WHAT THE EXERCISE ASKS: Collect each line holding the string "image".

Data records
****************

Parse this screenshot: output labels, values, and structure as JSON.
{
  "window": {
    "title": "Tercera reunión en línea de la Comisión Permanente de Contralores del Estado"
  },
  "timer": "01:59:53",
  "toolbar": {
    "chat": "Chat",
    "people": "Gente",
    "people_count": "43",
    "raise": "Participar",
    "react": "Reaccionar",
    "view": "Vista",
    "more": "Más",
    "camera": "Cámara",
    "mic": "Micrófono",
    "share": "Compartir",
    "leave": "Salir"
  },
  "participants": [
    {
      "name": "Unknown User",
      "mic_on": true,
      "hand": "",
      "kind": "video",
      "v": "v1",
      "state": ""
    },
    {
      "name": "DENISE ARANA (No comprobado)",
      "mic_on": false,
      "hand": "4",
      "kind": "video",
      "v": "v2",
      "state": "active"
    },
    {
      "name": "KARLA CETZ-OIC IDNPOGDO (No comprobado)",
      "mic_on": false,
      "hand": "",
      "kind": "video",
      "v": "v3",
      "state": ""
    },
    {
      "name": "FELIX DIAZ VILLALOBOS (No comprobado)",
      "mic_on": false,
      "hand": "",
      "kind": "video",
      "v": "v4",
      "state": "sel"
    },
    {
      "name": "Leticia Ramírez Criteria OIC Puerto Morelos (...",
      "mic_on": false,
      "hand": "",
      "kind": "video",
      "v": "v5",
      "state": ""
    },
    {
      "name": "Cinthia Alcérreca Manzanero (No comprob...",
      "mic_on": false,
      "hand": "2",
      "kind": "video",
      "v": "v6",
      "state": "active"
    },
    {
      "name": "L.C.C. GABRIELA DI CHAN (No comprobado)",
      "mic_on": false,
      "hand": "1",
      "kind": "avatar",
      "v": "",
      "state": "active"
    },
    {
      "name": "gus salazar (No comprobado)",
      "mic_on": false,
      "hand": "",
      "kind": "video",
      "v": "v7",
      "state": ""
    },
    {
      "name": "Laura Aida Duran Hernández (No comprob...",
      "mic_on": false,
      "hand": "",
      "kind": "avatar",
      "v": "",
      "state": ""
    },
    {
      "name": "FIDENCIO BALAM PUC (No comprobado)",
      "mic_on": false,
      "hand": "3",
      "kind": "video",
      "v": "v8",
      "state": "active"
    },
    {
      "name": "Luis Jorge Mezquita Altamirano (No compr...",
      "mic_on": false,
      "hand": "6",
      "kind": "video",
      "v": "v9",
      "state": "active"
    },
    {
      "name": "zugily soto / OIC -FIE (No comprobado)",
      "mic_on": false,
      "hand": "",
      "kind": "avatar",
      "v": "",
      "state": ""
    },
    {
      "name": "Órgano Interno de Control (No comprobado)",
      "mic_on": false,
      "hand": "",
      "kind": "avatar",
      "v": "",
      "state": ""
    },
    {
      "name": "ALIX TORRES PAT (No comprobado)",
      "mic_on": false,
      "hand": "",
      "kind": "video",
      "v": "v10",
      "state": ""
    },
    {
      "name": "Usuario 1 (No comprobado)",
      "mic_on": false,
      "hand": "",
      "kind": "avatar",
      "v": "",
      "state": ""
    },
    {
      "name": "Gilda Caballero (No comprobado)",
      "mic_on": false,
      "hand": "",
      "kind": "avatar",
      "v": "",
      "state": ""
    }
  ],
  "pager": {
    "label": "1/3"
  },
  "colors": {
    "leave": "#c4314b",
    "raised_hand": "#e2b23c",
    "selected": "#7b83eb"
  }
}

****************

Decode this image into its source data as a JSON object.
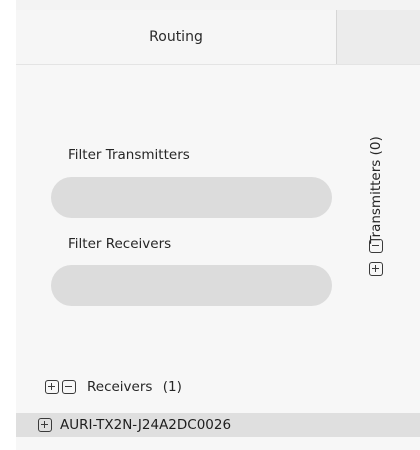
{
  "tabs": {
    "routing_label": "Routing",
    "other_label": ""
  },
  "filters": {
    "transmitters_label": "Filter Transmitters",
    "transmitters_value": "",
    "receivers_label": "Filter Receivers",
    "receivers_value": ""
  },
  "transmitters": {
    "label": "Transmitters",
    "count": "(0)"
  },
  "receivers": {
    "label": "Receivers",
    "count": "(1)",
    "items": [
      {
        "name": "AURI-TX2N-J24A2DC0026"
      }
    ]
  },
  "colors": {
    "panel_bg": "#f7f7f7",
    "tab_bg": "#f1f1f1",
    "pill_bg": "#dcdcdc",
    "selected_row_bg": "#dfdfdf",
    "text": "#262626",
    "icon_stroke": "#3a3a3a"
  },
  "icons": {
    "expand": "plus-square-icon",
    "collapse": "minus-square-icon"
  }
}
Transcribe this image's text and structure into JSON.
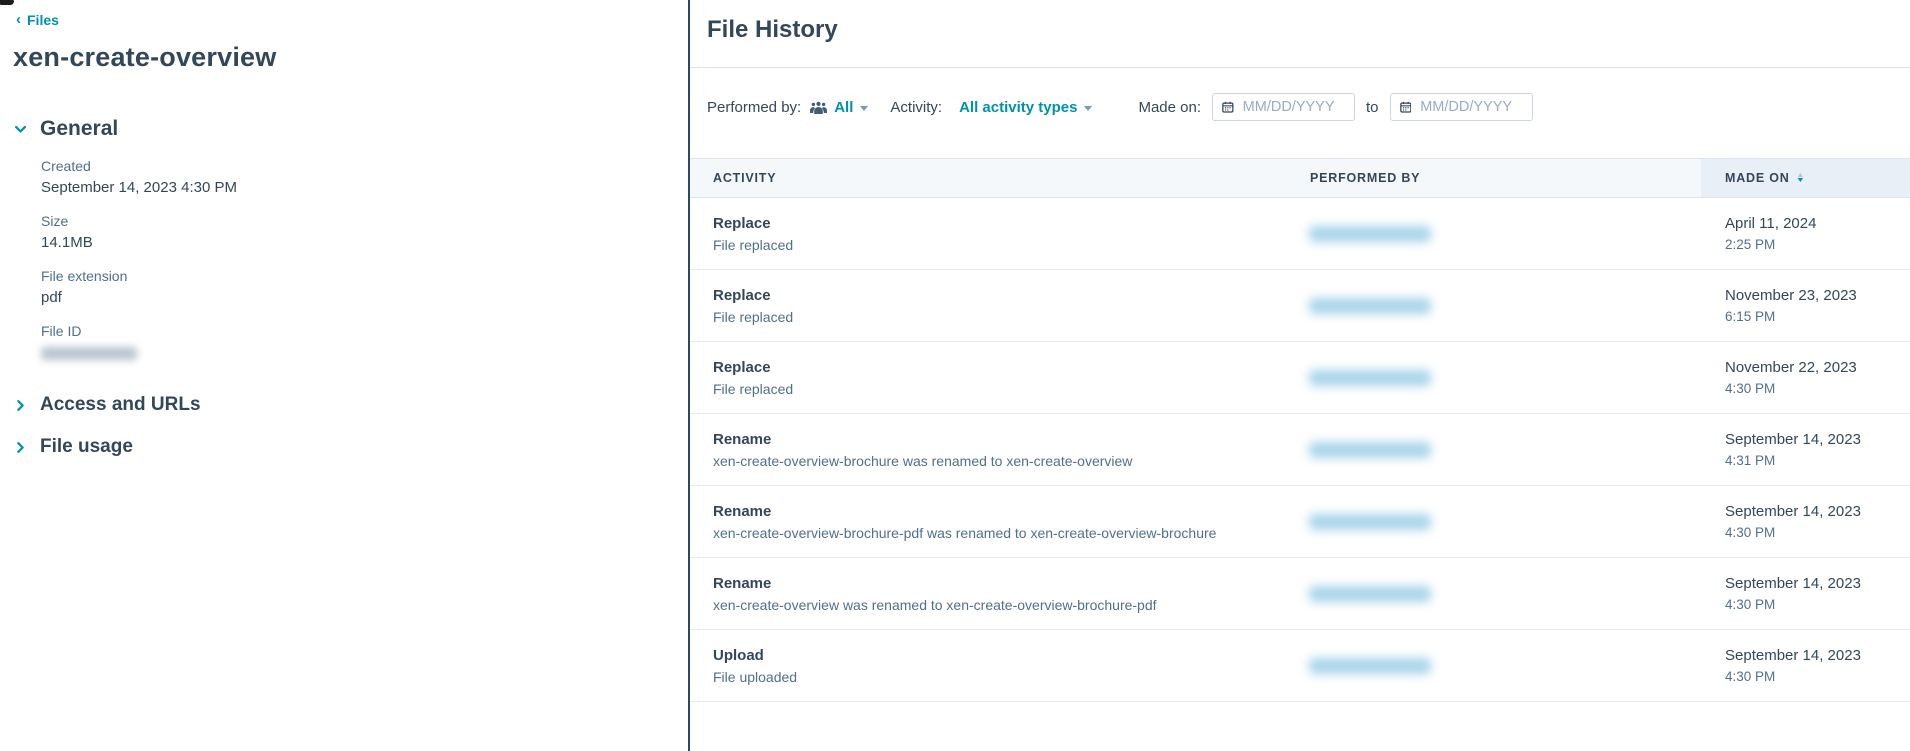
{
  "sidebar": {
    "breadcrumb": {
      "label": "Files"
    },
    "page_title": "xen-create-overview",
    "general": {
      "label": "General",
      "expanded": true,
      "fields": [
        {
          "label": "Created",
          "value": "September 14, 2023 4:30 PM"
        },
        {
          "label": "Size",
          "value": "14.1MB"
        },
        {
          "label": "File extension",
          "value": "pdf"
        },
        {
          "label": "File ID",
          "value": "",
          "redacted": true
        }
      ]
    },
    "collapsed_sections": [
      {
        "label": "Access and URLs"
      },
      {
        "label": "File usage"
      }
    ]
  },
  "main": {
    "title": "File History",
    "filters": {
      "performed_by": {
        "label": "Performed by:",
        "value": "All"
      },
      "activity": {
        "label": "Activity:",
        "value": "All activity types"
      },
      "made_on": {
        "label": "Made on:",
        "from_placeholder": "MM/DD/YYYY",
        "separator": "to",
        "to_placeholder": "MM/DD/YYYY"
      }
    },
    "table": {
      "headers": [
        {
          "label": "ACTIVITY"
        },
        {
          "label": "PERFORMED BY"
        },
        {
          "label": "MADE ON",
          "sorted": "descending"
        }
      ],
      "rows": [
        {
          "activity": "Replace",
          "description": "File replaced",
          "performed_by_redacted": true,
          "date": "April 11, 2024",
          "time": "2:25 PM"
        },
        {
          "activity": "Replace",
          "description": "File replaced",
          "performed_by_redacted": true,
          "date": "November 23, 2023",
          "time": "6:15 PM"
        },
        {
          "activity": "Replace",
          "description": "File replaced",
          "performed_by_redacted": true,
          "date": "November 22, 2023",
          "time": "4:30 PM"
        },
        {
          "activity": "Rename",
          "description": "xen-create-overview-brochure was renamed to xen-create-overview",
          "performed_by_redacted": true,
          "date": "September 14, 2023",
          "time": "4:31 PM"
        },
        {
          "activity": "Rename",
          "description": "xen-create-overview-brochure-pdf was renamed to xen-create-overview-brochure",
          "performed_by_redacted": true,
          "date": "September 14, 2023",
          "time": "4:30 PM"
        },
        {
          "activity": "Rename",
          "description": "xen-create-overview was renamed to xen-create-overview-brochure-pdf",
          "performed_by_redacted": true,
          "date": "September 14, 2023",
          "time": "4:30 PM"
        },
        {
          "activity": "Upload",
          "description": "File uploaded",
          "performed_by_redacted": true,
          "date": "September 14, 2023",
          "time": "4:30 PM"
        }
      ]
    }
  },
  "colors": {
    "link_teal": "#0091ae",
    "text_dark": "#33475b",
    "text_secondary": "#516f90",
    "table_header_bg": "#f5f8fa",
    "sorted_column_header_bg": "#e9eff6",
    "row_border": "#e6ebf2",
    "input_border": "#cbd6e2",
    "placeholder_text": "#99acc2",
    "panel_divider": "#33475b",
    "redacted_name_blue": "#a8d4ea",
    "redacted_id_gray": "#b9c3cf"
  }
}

****************

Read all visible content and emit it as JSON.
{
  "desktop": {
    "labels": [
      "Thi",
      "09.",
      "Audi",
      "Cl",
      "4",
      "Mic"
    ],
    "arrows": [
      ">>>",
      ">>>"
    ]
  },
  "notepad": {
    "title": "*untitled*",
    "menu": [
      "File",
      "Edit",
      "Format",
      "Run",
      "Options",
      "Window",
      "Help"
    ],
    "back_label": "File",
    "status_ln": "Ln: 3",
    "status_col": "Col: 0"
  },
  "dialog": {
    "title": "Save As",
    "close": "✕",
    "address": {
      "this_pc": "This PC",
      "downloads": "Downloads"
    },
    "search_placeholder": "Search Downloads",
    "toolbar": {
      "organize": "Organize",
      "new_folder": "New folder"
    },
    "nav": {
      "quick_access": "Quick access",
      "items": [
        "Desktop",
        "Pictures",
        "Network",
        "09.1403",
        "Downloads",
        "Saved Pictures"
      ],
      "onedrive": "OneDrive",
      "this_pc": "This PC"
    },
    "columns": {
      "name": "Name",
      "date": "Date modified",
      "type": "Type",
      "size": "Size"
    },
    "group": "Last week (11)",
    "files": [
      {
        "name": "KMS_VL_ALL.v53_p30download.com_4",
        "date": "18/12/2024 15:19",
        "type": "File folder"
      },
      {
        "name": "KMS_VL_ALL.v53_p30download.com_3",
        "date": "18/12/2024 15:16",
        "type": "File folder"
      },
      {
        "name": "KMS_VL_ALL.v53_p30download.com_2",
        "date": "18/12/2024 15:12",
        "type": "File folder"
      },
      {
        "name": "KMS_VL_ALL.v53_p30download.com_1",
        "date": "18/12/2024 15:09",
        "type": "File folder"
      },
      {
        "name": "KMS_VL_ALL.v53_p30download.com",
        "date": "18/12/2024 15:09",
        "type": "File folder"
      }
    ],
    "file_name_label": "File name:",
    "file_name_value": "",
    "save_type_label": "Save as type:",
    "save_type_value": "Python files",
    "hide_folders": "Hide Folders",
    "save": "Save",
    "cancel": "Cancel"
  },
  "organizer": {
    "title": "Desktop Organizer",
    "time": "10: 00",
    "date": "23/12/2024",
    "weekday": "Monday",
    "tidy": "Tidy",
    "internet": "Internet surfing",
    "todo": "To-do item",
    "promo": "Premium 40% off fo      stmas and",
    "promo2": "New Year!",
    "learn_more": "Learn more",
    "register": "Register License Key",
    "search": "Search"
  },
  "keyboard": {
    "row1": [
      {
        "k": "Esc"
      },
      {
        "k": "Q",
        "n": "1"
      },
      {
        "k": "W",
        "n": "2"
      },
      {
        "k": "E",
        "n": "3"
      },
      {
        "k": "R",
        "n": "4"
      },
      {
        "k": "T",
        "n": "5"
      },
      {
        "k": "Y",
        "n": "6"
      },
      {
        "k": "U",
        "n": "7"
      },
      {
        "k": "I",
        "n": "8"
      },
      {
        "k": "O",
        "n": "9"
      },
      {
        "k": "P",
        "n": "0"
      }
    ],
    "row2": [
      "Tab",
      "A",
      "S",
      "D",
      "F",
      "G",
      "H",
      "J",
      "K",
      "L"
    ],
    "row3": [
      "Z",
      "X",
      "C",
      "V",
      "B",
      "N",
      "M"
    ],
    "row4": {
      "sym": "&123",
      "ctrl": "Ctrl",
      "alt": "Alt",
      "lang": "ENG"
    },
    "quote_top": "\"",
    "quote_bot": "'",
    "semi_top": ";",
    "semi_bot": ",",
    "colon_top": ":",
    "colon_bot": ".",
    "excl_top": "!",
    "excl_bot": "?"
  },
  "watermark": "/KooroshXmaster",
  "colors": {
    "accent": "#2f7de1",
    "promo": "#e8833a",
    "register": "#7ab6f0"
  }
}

****************

SOLUTION TO THE EXERCISE:
Decode this image into its source data as a JSON object.
Transcribe this image's text and structure into JSON.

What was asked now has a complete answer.